-- START Task input --

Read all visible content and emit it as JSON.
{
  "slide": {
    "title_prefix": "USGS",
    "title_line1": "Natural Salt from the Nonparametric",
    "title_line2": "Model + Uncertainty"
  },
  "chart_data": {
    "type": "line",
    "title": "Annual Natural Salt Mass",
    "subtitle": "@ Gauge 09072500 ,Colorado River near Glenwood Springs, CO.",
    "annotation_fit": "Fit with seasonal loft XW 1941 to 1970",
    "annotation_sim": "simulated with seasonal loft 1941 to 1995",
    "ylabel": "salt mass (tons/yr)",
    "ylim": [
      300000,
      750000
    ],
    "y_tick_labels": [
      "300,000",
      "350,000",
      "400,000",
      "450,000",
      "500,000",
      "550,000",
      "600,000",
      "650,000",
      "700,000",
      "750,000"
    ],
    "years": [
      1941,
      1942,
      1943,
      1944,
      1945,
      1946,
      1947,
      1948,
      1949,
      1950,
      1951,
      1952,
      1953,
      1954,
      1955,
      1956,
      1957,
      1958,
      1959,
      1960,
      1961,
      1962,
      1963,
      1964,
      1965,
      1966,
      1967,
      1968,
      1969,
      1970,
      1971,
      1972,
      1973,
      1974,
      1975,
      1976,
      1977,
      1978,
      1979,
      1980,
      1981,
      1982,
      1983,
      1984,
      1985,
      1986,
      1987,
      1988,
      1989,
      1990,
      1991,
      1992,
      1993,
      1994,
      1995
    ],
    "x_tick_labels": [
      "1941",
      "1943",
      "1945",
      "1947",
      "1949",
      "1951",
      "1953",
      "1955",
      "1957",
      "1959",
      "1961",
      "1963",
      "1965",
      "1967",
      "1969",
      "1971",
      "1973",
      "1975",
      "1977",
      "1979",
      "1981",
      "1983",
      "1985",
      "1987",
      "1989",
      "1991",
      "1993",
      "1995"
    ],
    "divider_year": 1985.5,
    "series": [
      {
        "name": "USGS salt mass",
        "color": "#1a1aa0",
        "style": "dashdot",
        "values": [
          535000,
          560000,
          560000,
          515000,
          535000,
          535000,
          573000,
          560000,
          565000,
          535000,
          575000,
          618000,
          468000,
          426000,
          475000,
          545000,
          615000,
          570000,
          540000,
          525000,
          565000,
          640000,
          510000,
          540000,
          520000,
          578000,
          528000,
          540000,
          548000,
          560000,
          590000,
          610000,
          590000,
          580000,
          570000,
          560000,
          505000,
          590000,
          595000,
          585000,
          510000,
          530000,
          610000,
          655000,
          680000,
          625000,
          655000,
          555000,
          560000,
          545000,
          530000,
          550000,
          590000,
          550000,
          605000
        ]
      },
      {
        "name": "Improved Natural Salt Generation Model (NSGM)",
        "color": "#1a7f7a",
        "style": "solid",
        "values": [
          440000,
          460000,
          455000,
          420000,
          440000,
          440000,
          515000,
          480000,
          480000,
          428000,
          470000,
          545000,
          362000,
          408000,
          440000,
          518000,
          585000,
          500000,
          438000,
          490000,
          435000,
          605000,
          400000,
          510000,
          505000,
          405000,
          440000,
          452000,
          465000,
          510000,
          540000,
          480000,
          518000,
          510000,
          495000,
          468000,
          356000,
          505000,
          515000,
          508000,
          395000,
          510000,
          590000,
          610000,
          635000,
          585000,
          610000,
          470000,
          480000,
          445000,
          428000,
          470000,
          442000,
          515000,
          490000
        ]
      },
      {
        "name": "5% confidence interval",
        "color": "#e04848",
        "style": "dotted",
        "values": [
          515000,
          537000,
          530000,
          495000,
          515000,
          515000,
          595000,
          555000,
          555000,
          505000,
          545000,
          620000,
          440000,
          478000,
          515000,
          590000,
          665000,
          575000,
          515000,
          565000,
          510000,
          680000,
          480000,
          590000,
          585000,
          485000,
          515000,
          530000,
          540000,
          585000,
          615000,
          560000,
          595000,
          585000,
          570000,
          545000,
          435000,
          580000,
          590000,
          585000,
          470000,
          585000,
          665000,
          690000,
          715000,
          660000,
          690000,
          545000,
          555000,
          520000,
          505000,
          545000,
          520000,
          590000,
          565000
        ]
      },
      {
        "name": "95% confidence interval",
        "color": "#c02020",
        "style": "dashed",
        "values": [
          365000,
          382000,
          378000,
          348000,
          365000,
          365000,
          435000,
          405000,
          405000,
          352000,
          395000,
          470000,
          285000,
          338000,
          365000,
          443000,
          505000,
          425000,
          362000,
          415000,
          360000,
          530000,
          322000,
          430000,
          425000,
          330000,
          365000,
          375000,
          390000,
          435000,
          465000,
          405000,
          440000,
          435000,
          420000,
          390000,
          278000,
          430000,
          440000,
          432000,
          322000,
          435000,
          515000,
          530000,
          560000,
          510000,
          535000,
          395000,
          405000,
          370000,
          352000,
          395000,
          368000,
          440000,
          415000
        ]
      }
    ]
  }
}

-- END Task input --

- The exercise -
Repeat the preceding lines exactly, please, every one of them.

- Exercise solution -
Read all visible content and emit it as JSON.
{
  "slide": {
    "title_prefix": "USGS",
    "title_line1": "Natural Salt from the Nonparametric",
    "title_line2": "Model + Uncertainty"
  },
  "chart_data": {
    "type": "line",
    "title": "Annual Natural Salt Mass",
    "subtitle": "@ Gauge 09072500 ,Colorado River near Glenwood Springs, CO.",
    "annotation_fit": "Fit with seasonal loft XW 1941 to 1970",
    "annotation_sim": "simulated with seasonal loft 1941 to 1995",
    "ylabel": "salt mass (tons/yr)",
    "ylim": [
      300000,
      750000
    ],
    "y_tick_labels": [
      "300,000",
      "350,000",
      "400,000",
      "450,000",
      "500,000",
      "550,000",
      "600,000",
      "650,000",
      "700,000",
      "750,000"
    ],
    "years": [
      1941,
      1942,
      1943,
      1944,
      1945,
      1946,
      1947,
      1948,
      1949,
      1950,
      1951,
      1952,
      1953,
      1954,
      1955,
      1956,
      1957,
      1958,
      1959,
      1960,
      1961,
      1962,
      1963,
      1964,
      1965,
      1966,
      1967,
      1968,
      1969,
      1970,
      1971,
      1972,
      1973,
      1974,
      1975,
      1976,
      1977,
      1978,
      1979,
      1980,
      1981,
      1982,
      1983,
      1984,
      1985,
      1986,
      1987,
      1988,
      1989,
      1990,
      1991,
      1992,
      1993,
      1994,
      1995
    ],
    "x_tick_labels": [
      "1941",
      "1943",
      "1945",
      "1947",
      "1949",
      "1951",
      "1953",
      "1955",
      "1957",
      "1959",
      "1961",
      "1963",
      "1965",
      "1967",
      "1969",
      "1971",
      "1973",
      "1975",
      "1977",
      "1979",
      "1981",
      "1983",
      "1985",
      "1987",
      "1989",
      "1991",
      "1993",
      "1995"
    ],
    "divider_year": 1985.5,
    "series": [
      {
        "name": "USGS salt mass",
        "color": "#1a1aa0",
        "style": "dashdot",
        "values": [
          535000,
          560000,
          560000,
          515000,
          535000,
          535000,
          573000,
          560000,
          565000,
          535000,
          575000,
          618000,
          468000,
          426000,
          475000,
          545000,
          615000,
          570000,
          540000,
          525000,
          565000,
          640000,
          510000,
          540000,
          520000,
          578000,
          528000,
          540000,
          548000,
          560000,
          590000,
          610000,
          590000,
          580000,
          570000,
          560000,
          505000,
          590000,
          595000,
          585000,
          510000,
          530000,
          610000,
          655000,
          680000,
          625000,
          655000,
          555000,
          560000,
          545000,
          530000,
          550000,
          590000,
          550000,
          605000
        ]
      },
      {
        "name": "Improved Natural Salt Generation Model (NSGM)",
        "color": "#1a7f7a",
        "style": "solid",
        "values": [
          440000,
          460000,
          455000,
          420000,
          440000,
          440000,
          515000,
          480000,
          480000,
          428000,
          470000,
          545000,
          362000,
          408000,
          440000,
          518000,
          585000,
          500000,
          438000,
          490000,
          435000,
          605000,
          400000,
          510000,
          505000,
          405000,
          440000,
          452000,
          465000,
          510000,
          540000,
          480000,
          518000,
          510000,
          495000,
          468000,
          356000,
          505000,
          515000,
          508000,
          395000,
          510000,
          590000,
          610000,
          635000,
          585000,
          610000,
          470000,
          480000,
          445000,
          428000,
          470000,
          442000,
          515000,
          490000
        ]
      },
      {
        "name": "5% confidence interval",
        "color": "#e04848",
        "style": "dotted",
        "values": [
          515000,
          537000,
          530000,
          495000,
          515000,
          515000,
          595000,
          555000,
          555000,
          505000,
          545000,
          620000,
          440000,
          478000,
          515000,
          590000,
          665000,
          575000,
          515000,
          565000,
          510000,
          680000,
          480000,
          590000,
          585000,
          485000,
          515000,
          530000,
          540000,
          585000,
          615000,
          560000,
          595000,
          585000,
          570000,
          545000,
          435000,
          580000,
          590000,
          585000,
          470000,
          585000,
          665000,
          690000,
          715000,
          660000,
          690000,
          545000,
          555000,
          520000,
          505000,
          545000,
          520000,
          590000,
          565000
        ]
      },
      {
        "name": "95% confidence interval",
        "color": "#c02020",
        "style": "dashed",
        "values": [
          365000,
          382000,
          378000,
          348000,
          365000,
          365000,
          435000,
          405000,
          405000,
          352000,
          395000,
          470000,
          285000,
          338000,
          365000,
          443000,
          505000,
          425000,
          362000,
          415000,
          360000,
          530000,
          322000,
          430000,
          425000,
          330000,
          365000,
          375000,
          390000,
          435000,
          465000,
          405000,
          440000,
          435000,
          420000,
          390000,
          278000,
          430000,
          440000,
          432000,
          322000,
          435000,
          515000,
          530000,
          560000,
          510000,
          535000,
          395000,
          405000,
          370000,
          352000,
          395000,
          368000,
          440000,
          415000
        ]
      }
    ]
  }
}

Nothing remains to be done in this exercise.